> **Given problem**: Word for word, quote all of the material, omitting the pictures.

> **Material for this task**:
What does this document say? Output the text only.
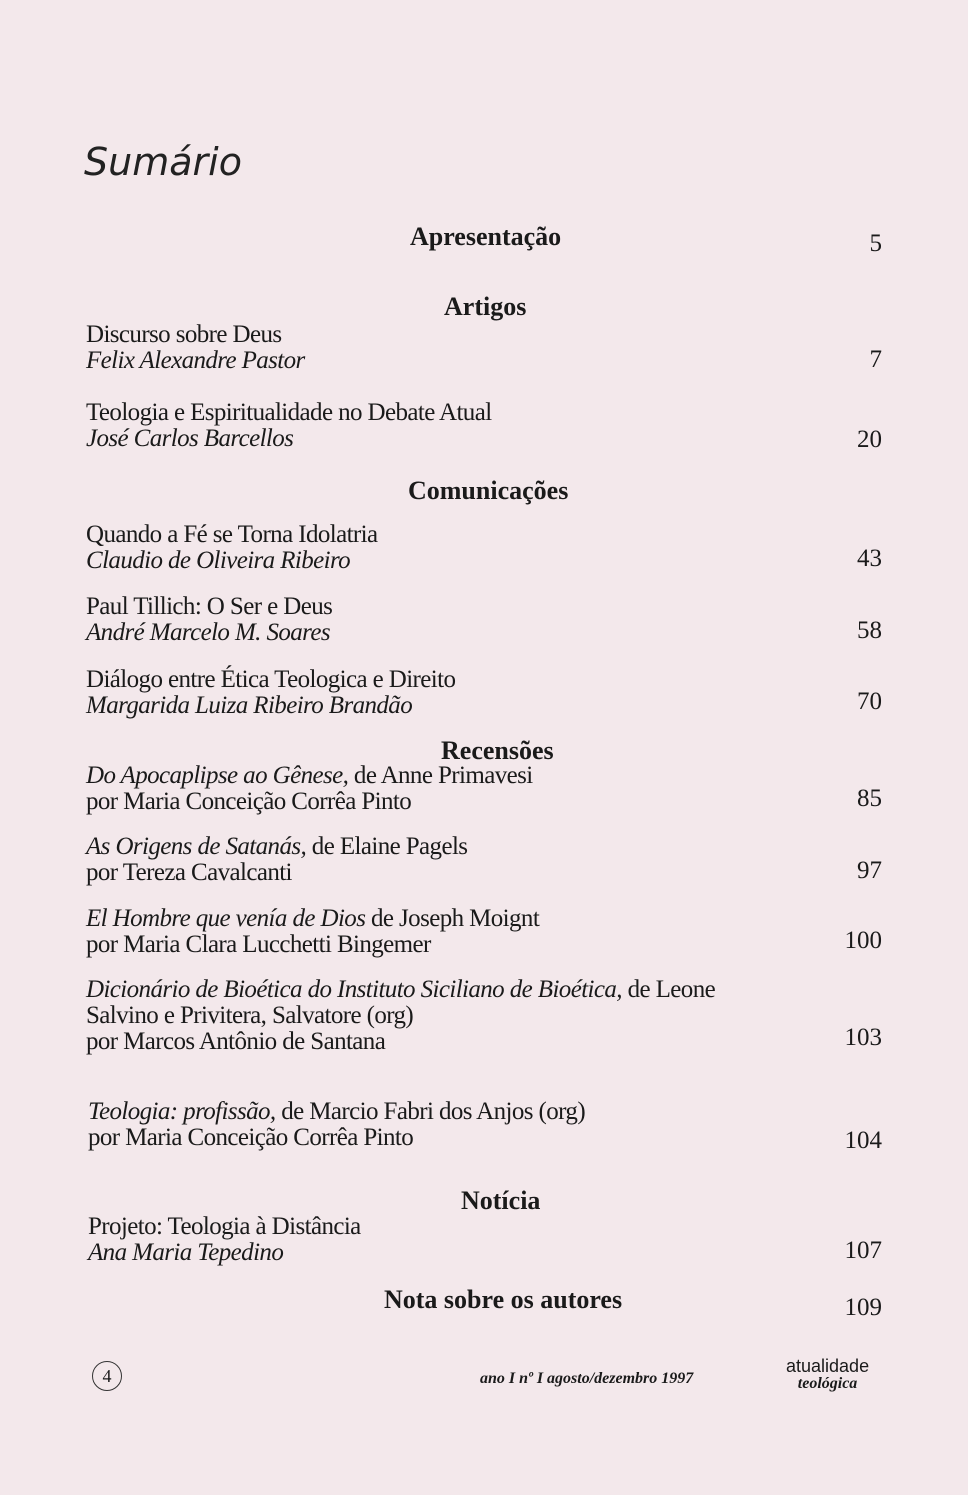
Sumário
Apresentação	5
Artigos
Discurso sobre Deus
Felix Alexandre Pastor	7
Teologia e Espiritualidade no Debate Atual
José Carlos Barcellos	20
Comunicações
Quando a Fé se Torna Idolatria
Claudio de Oliveira Ribeiro	43
Paul Tillich: O Ser e Deus
André Marcelo M. Soares	58
Diálogo entre Ética Teologica e Direito
Margarida Luiza Ribeiro Brandão	70
Recensões
Do Apocaplipse ao Gênese, de Anne Primavesi
por Maria Conceição Corrêa Pinto	85
As Origens de Satanás, de Elaine Pagels
por Tereza Cavalcanti	97
El Hombre que venía de Dios de Joseph Moignt
por Maria Clara Lucchetti Bingemer	100
Dicionário de Bioética do Instituto Siciliano de Bioética, de Leone
Salvino e Privitera, Salvatore (org)
por Marcos Antônio de Santana	103
Teologia: profissão, de Marcio Fabri dos Anjos (org)
por Maria Conceição Corrêa Pinto	104
Notícia
Projeto: Teologia à Distância
Ana Maria Tepedino	107
Nota sobre os autores	109
4	ano I nº I agosto/dezembro 1997
atualidade
teológica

> **Complete output**:
What does this document say? Output the text only.
Sumário
Apresentação	5
Artigos
Discurso sobre Deus
Felix Alexandre Pastor	7
Teologia e Espiritualidade no Debate Atual
José Carlos Barcellos	20
Comunicações
Quando a Fé se Torna Idolatria
Claudio de Oliveira Ribeiro	43
Paul Tillich: O Ser e Deus
André Marcelo M. Soares	58
Diálogo entre Ética Teologica e Direito
Margarida Luiza Ribeiro Brandão	70
Recensões
Do Apocaplipse ao Gênese, de Anne Primavesi
por Maria Conceição Corrêa Pinto	85
As Origens de Satanás, de Elaine Pagels
por Tereza Cavalcanti	97
El Hombre que venía de Dios de Joseph Moignt
por Maria Clara Lucchetti Bingemer	100
Dicionário de Bioética do Instituto Siciliano de Bioética, de Leone
Salvino e Privitera, Salvatore (org)
por Marcos Antônio de Santana	103
Teologia: profissão, de Marcio Fabri dos Anjos (org)
por Maria Conceição Corrêa Pinto	104
Notícia
Projeto: Teologia à Distância
Ana Maria Tepedino	107
Nota sobre os autores	109
4	ano I nº I agosto/dezembro 1997
atualidade
teológica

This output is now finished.